→ Records that describe figures:

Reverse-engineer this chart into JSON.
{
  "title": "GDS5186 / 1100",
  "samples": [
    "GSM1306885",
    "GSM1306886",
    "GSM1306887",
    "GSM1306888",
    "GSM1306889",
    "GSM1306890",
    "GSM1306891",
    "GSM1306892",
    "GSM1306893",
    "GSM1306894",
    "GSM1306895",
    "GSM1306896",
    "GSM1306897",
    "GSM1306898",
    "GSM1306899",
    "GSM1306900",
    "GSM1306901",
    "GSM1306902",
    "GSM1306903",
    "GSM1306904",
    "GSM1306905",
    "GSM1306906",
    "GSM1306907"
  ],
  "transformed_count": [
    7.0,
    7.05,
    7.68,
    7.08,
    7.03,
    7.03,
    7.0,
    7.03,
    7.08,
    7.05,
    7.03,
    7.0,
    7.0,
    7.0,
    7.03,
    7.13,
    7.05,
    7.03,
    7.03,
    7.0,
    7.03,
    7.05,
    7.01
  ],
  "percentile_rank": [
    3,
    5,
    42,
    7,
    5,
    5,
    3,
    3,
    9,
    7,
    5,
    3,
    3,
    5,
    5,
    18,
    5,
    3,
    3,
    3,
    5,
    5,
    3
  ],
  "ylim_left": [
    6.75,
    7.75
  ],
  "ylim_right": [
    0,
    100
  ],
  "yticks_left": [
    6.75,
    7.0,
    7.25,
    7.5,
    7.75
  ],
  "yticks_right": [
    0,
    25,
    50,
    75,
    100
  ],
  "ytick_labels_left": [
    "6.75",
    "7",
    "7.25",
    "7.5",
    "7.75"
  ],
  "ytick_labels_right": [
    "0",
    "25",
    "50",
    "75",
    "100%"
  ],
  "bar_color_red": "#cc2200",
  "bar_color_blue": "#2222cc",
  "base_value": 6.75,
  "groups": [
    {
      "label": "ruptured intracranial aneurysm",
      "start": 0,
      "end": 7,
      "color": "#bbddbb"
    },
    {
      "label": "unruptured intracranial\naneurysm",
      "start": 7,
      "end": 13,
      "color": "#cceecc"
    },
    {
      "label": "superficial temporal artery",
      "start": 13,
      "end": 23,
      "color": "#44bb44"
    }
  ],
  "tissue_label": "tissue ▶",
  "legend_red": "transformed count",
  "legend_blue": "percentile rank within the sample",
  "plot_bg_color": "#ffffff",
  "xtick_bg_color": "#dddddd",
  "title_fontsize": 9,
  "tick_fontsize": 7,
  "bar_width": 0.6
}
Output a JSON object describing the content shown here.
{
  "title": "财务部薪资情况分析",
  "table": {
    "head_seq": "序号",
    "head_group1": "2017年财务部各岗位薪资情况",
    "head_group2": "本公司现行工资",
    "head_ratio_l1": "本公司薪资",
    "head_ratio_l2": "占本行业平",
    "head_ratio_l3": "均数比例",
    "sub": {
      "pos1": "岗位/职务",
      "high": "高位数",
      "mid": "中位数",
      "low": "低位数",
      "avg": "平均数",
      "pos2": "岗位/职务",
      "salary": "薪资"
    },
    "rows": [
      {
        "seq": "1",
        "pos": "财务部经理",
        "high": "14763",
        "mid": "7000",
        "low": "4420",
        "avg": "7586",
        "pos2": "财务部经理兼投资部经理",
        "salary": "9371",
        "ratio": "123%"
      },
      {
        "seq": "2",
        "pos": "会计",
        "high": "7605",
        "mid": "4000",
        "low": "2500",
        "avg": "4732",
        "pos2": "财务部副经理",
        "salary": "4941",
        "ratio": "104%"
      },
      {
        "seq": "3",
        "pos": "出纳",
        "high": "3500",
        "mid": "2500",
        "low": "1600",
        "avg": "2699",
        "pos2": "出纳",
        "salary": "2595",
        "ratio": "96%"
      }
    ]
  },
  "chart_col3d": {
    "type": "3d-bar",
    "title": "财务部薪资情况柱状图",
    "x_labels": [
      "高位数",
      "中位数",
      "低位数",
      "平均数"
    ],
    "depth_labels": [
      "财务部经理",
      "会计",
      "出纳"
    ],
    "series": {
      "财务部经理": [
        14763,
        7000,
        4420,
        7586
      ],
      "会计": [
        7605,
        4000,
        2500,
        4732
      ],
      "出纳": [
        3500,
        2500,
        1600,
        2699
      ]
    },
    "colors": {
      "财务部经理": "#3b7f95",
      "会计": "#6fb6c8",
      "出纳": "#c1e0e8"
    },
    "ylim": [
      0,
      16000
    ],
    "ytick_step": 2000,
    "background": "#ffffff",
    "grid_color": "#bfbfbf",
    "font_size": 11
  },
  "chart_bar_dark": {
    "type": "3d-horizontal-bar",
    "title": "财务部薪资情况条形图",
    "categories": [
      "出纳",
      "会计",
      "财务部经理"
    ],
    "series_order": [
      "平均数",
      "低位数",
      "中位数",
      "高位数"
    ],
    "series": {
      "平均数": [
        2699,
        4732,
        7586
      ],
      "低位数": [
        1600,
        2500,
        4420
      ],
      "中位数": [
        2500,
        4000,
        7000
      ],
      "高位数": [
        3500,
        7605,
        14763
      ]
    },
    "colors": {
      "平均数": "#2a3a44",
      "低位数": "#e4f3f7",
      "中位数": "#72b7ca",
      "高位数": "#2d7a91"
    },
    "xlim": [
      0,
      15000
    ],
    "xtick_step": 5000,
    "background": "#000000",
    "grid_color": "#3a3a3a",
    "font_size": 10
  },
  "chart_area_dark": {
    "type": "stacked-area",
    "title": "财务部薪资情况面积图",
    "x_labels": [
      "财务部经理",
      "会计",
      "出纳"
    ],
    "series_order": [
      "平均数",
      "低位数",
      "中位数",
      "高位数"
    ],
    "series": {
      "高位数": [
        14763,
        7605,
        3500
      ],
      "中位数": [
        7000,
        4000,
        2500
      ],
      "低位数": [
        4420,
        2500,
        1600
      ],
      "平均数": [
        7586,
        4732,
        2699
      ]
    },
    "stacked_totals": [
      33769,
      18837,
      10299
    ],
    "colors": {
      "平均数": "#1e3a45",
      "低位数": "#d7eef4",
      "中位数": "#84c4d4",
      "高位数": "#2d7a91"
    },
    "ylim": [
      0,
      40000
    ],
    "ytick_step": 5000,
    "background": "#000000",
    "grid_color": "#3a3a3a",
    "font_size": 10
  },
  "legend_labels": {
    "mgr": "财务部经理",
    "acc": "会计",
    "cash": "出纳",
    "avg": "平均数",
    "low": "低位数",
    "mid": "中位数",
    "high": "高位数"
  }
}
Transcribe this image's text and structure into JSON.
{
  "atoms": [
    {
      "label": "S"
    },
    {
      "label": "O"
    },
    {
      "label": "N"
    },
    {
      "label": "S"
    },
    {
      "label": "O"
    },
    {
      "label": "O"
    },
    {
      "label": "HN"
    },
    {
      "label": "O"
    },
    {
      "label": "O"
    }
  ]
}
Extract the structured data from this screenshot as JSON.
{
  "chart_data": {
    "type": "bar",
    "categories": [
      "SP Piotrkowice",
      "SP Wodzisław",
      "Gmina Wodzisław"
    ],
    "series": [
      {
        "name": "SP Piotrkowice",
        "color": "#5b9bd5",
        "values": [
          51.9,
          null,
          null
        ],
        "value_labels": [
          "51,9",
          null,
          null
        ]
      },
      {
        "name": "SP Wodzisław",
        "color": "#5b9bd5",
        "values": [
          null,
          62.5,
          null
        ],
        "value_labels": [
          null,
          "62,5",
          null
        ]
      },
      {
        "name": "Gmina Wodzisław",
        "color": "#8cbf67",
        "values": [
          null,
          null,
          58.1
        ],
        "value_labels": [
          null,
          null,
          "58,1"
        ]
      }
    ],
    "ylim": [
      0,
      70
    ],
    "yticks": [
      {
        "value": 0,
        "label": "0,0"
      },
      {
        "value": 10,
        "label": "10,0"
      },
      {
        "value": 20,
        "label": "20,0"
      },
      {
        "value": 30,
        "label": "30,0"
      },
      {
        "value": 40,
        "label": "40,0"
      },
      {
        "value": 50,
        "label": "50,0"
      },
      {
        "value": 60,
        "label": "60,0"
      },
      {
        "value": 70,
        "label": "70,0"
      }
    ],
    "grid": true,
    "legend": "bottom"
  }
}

→ YOUR TASK: Identify each line in the records above containing the word "name"; copy those lines.

→ SOLVED EXERCISE:
        "name": "SP Piotrkowice",
        "name": "SP Wodzisław",
        "name": "Gmina Wodzisław",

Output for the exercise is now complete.